§ Exercise
Extend the case report on gastric carcinosarcoma, picking up right after its last sentence.

━━ Quoted passage ━━

Case Report | Open Access

Volume 2022 | Article ID 1047334 | https://doi.org/10.1155/2022/1047334

An Uncommon Presentation of Carcinosarcoma of the Stomach and a Minimally Invasive Approach for Treatment

Anoush Calikyan,¹Agedi N. Boto,²Valeriia Klymenko,³and Imran M. Siddiqui⁴

Academic Editor: Naohiko Koide

Received15 Dec 2021

Revised02 Feb 2022

Accepted24 Mar 2022

Published07 Apr 2022

Abstract

Carcinosarcoma is a rare malignant neoplasm that is composed of both epithelial and mesenchymal tumor components. Gastric carcinosarcoma is even more rare and is often diagnosed at a late stage. In this report, we investigate a case of early gastric carcinosarcoma with regional lymph node metastasis in a 78-year-old woman. The patient underwent partial gastrectomy, lymphadenectomy, and splenectomy. The tumor was confined to the gastric submucosa, and a biopsy specimen led to a histological diagnosis of carcinosarcoma with adenocarcinoma, squamous-cell carcinoma, and undifferentiated pleomorphic sarcoma components. Metastasis was present in one lymph node and displayed osteosarcomatous differentiation. Vigilant monitoring for recurrence and metastatic disease will be required for this patient.

1. Introduction

Carcinosarcoma is an aggressive and malignant neoplasm composed of both epithelial and mesenchymal components. By the time of diagnosis, the cancer has often metastasized to other organs due to its aggressive nature [1]. Diagnosing gastric carcinosarcoma promptly and treating the patient appropriately are critical for better outcomes and reducing recurrence.

We present the case of a 78-year-old woman with a distant history of a duodenal ulcer who was found to have 2 primary synchronous lesions of carcinosarcoma in her stomach. The case is of interest because this type of tumor rarely occurs in the gastric mucosa, particularly as a primary tumor in the stomach. Moreover, the patient was not found to have any distant metastases, highlighting the importance of early detection in the management of this high-grade sarcoma.

━━━
━━ Material provided ━━

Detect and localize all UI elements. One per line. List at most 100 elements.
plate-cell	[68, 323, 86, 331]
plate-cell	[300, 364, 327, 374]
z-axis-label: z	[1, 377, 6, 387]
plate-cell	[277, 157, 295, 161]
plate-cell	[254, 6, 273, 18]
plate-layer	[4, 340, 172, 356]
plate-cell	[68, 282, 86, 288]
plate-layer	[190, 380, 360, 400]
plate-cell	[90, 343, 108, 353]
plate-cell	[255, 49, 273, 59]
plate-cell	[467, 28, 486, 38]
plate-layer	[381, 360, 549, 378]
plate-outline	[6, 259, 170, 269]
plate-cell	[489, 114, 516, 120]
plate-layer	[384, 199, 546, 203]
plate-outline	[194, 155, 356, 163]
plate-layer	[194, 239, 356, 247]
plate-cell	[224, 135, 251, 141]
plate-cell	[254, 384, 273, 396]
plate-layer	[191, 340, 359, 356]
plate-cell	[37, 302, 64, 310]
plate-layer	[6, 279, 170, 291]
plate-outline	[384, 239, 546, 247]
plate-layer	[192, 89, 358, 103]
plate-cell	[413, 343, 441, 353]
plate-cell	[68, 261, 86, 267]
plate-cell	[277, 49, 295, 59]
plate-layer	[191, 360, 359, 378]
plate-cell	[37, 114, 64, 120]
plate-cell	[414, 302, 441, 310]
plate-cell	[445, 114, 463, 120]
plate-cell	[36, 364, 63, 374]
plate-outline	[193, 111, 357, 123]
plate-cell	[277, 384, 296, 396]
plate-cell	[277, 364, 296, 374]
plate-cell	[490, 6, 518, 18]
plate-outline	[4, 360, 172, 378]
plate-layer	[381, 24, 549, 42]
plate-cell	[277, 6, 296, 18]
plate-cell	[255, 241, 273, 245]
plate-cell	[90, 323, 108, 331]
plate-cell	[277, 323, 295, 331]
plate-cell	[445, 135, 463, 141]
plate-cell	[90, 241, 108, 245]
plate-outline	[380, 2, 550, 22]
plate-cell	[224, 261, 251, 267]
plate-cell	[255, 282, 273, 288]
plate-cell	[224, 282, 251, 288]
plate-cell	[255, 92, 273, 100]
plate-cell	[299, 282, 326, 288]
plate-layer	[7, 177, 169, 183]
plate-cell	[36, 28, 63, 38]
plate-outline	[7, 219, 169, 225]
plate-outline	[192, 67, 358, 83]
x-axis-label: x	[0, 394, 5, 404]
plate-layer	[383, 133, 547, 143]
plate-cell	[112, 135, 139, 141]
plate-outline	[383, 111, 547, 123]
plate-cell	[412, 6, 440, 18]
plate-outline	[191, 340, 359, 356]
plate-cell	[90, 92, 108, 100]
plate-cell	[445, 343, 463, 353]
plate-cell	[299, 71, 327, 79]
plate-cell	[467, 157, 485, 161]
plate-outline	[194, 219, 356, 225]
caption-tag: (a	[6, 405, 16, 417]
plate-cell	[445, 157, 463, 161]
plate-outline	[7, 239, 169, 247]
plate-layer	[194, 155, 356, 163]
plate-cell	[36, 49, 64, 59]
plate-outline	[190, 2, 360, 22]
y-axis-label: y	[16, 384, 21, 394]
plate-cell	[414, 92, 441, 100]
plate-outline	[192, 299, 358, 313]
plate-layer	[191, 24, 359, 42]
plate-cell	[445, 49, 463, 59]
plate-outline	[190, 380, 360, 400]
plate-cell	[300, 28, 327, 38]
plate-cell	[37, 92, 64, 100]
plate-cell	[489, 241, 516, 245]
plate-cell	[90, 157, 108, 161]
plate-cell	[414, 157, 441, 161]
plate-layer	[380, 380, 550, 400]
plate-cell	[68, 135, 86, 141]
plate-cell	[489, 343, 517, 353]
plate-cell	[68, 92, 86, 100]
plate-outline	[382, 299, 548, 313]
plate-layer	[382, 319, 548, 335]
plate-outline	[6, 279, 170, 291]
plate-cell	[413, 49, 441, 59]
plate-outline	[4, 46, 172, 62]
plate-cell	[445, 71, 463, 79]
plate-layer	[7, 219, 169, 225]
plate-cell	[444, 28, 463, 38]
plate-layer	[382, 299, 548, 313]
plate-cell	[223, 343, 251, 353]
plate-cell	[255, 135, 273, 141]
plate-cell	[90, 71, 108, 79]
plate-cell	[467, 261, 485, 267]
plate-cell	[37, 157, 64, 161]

━━━

§ Output below
2. Case Presentation

A 78-year-old woman presented to the emergency department because of concerns about melena due to gastric bleeding, vague abdominal pain, and fatiguability. She denied hematemesis or hematochezia. She had a remote history of a duodenal ulcer, well-controlled gastroesophageal reflux disease, diverticulosis, hypertension, obesity, and hyperlipidemia. She reported moderate alcohol use.

The physical examination yielded insignificant findings. On initial presentation, the patient was hyponatremic (131 mmol/L), anemic (hemoglobin 7.7 g/dL, hematocrit 24.5%), thrombocytic (769,000 platelets/μL), leukocytic (20,100 white blood cells/μL), and hypoalbuminemic (3.5 g/dL). Endoscopy showed the presence of two gastric masses, and biopsy from endoscopy revealed an undifferentiated pleomorphic sarcoma (UPS). Microscopically, the lesion was found to be an undifferentiated malignant neoplasm with epithelioid, giant cell, and focally spindled cell morphology (Figure 1(a)). Immunohistochemical staining for AE1/AE3, MOC31, CK7, CK20, p40, CDX2, CD3, CD20, PAX 5, HMB-45, S100, SMA, desmin, CD34, CD117, and dog-1 was all negative in tumor cells in the biopsied tissue. CD68 highlighted giant cells, and CD45 was negative in tumor cells (Figures 1(b) and 1(c)). Thus, the immunohistochemical profile was not consistent with a carcinoma or lymphoid malignancy. Gene assays indicated the presence of an activating PIK3CA mutation and an inactivating TP53 mutation. Morphology, immunohistochemistry, and gene assays supported a diagnosis of UPS. Endoscopic ultrasound confirmed the presence of a malignant-appearing lesion extending to the second layer (T2) with a malignant-appearing node in the splenic hilum.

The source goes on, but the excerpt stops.